Exercise
Look for the string "夜雨寄北" and copy every line that has it.
── Listed records
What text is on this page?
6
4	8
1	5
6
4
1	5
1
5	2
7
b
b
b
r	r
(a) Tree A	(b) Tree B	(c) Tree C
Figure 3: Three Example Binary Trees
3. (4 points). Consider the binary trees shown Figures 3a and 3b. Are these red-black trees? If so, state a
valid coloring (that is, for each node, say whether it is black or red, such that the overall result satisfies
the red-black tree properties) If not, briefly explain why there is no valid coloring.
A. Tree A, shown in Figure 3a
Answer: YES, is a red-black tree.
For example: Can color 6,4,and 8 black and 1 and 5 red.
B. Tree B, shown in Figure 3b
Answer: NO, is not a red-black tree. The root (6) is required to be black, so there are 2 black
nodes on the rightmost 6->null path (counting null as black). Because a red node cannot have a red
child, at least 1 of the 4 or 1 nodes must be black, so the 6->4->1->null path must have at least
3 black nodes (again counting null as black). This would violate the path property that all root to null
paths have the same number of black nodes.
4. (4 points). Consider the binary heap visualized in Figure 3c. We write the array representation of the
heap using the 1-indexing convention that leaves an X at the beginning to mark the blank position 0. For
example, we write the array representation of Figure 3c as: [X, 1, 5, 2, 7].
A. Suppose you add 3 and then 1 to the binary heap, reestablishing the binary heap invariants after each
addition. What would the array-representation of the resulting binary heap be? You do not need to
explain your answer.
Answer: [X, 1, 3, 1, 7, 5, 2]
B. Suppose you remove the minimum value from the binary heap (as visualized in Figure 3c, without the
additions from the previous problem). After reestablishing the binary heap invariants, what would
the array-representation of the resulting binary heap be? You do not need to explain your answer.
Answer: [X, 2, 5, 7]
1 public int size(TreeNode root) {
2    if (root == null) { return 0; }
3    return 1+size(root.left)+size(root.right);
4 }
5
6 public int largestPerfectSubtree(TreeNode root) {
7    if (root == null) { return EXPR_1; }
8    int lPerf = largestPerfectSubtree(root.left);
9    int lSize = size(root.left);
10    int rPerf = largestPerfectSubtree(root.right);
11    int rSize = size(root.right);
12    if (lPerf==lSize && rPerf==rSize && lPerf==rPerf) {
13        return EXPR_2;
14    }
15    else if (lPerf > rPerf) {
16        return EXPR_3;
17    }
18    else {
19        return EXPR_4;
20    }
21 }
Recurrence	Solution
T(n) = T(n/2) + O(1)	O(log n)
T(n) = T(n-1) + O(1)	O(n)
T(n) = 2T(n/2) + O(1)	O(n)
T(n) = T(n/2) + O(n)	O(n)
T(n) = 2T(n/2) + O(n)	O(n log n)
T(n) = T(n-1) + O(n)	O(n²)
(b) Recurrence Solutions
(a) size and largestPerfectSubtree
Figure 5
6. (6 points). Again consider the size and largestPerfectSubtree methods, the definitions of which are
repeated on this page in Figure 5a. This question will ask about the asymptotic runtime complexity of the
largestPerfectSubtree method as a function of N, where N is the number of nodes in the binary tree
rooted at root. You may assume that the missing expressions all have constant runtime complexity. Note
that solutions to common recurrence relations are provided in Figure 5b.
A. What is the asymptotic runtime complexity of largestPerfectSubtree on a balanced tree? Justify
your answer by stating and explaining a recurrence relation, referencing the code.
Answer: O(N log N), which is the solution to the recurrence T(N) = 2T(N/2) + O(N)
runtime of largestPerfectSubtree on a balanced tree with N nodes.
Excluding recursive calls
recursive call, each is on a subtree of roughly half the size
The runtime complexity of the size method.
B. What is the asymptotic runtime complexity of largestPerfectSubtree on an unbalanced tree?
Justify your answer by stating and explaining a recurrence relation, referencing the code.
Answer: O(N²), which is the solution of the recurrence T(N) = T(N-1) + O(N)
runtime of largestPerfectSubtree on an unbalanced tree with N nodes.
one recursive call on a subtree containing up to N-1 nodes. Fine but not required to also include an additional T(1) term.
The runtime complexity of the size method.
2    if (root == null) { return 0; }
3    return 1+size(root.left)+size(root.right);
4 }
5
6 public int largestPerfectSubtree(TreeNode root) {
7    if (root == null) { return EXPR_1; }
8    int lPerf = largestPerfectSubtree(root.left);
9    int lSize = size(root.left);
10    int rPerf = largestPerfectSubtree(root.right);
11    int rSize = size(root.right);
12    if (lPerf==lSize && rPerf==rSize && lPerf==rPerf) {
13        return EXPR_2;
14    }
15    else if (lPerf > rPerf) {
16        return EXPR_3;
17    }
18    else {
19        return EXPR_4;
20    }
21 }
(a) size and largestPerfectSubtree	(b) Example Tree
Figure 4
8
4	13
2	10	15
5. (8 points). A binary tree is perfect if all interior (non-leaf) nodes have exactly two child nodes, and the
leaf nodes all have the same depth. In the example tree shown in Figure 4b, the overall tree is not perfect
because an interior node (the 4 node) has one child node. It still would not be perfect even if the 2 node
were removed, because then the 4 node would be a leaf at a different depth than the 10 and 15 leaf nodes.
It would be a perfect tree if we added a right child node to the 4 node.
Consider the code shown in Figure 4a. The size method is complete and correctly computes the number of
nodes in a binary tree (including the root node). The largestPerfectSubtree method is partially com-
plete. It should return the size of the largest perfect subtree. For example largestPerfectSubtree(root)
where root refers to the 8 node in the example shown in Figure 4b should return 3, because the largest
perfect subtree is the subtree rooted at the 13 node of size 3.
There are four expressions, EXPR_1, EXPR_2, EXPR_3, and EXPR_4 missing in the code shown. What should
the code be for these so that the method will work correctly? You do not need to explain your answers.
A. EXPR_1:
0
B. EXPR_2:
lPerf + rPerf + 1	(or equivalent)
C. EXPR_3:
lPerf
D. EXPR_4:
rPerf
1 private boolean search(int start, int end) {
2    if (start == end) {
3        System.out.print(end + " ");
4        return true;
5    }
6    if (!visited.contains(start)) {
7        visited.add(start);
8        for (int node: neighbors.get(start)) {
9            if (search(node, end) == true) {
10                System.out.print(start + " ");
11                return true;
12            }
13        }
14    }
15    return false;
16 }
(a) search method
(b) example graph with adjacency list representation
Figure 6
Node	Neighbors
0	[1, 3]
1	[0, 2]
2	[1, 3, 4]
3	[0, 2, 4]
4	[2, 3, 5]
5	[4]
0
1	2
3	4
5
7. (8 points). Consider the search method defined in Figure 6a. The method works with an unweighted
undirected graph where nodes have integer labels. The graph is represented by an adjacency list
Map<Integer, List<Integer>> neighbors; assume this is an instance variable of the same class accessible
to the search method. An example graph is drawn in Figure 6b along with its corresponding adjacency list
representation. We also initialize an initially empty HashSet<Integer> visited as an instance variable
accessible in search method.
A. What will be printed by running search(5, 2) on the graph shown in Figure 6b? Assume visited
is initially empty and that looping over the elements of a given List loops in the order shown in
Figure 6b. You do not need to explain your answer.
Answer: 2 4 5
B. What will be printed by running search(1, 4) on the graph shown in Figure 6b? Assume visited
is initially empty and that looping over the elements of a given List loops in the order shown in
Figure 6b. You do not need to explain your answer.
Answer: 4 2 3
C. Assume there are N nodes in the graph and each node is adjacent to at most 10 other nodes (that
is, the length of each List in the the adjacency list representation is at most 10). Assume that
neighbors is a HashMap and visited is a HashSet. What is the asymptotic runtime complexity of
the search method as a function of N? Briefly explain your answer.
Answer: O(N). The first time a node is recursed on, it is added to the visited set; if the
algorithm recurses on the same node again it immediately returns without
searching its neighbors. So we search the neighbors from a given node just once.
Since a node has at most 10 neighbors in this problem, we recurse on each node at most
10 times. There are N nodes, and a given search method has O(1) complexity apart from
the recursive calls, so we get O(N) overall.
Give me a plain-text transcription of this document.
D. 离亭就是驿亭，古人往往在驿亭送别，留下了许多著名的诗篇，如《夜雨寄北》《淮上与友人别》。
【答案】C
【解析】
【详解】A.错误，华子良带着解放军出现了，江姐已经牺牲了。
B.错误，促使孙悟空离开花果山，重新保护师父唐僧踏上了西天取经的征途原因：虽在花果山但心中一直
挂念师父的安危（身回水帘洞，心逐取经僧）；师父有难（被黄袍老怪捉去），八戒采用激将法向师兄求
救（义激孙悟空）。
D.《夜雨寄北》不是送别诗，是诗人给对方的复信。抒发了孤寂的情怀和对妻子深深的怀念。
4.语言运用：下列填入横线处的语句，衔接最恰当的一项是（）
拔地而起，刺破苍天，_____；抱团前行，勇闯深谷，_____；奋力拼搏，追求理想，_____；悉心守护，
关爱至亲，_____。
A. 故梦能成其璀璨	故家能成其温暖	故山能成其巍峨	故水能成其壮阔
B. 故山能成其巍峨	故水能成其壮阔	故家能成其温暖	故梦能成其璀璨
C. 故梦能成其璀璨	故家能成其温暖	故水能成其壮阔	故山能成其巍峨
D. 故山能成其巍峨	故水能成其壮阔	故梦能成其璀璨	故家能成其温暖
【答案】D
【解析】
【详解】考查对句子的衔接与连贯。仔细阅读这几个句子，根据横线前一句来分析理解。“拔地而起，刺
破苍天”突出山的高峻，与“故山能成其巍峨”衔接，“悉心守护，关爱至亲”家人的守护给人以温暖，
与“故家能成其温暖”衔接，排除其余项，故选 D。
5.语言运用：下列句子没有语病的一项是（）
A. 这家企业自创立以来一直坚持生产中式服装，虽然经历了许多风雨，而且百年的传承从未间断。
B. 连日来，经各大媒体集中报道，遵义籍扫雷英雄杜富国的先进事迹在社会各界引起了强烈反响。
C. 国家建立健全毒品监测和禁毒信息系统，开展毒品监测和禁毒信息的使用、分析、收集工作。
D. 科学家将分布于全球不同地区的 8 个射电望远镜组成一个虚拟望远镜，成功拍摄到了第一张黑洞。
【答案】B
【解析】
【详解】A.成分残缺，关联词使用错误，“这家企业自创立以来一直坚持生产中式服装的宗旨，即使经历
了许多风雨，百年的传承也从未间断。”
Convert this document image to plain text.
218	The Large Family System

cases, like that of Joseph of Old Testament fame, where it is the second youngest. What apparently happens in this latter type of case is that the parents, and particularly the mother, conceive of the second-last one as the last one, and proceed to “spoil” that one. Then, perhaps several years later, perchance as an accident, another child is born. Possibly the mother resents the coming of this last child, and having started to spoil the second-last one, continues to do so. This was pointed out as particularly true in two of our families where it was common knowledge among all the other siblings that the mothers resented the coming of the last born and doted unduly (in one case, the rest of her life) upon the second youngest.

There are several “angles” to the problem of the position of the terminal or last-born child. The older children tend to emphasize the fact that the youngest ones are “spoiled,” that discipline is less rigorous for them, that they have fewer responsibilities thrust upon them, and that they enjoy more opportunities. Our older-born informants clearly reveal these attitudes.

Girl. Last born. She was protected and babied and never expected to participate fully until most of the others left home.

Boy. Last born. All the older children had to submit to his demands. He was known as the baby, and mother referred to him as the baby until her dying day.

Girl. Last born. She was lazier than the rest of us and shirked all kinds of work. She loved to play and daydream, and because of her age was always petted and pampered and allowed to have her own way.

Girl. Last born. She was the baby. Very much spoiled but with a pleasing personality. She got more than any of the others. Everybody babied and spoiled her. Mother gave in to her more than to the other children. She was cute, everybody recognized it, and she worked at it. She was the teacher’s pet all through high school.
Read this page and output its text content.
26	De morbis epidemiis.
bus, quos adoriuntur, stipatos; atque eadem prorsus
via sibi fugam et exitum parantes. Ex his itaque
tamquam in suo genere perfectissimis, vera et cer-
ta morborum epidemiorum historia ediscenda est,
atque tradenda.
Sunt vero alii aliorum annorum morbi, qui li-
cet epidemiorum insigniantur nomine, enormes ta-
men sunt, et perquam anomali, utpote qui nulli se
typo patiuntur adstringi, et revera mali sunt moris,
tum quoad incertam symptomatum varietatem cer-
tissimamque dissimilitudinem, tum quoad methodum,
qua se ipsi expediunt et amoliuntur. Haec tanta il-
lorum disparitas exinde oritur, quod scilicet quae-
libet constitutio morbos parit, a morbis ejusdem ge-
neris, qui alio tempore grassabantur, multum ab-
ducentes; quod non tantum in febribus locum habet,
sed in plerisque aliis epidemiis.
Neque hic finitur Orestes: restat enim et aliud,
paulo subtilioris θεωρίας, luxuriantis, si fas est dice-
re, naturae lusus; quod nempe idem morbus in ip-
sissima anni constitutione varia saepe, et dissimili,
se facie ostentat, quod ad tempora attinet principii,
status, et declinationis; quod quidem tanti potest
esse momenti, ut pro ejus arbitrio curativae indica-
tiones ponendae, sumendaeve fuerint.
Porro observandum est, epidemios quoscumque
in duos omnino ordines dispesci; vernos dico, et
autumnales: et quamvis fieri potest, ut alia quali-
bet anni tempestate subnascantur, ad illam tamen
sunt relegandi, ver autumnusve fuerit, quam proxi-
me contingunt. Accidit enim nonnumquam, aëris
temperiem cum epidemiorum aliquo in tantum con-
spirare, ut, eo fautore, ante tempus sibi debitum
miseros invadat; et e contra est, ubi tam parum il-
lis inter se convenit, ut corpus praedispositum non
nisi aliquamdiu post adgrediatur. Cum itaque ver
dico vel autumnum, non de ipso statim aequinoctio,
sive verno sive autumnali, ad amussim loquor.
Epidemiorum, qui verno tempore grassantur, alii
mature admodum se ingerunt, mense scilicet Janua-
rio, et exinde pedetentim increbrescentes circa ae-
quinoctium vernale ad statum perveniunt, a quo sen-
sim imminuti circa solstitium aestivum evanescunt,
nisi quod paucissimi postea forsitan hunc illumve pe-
────
Solved problem
D. 离亭就是驿亭，古人往往在驿亭送别，留下了许多著名的诗篇，如《夜雨寄北》《淮上与友人别》。
D.《夜雨寄北》不是送别诗，是诗人给对方的复信。抒发了孤寂的情怀和对妻子深深的怀念。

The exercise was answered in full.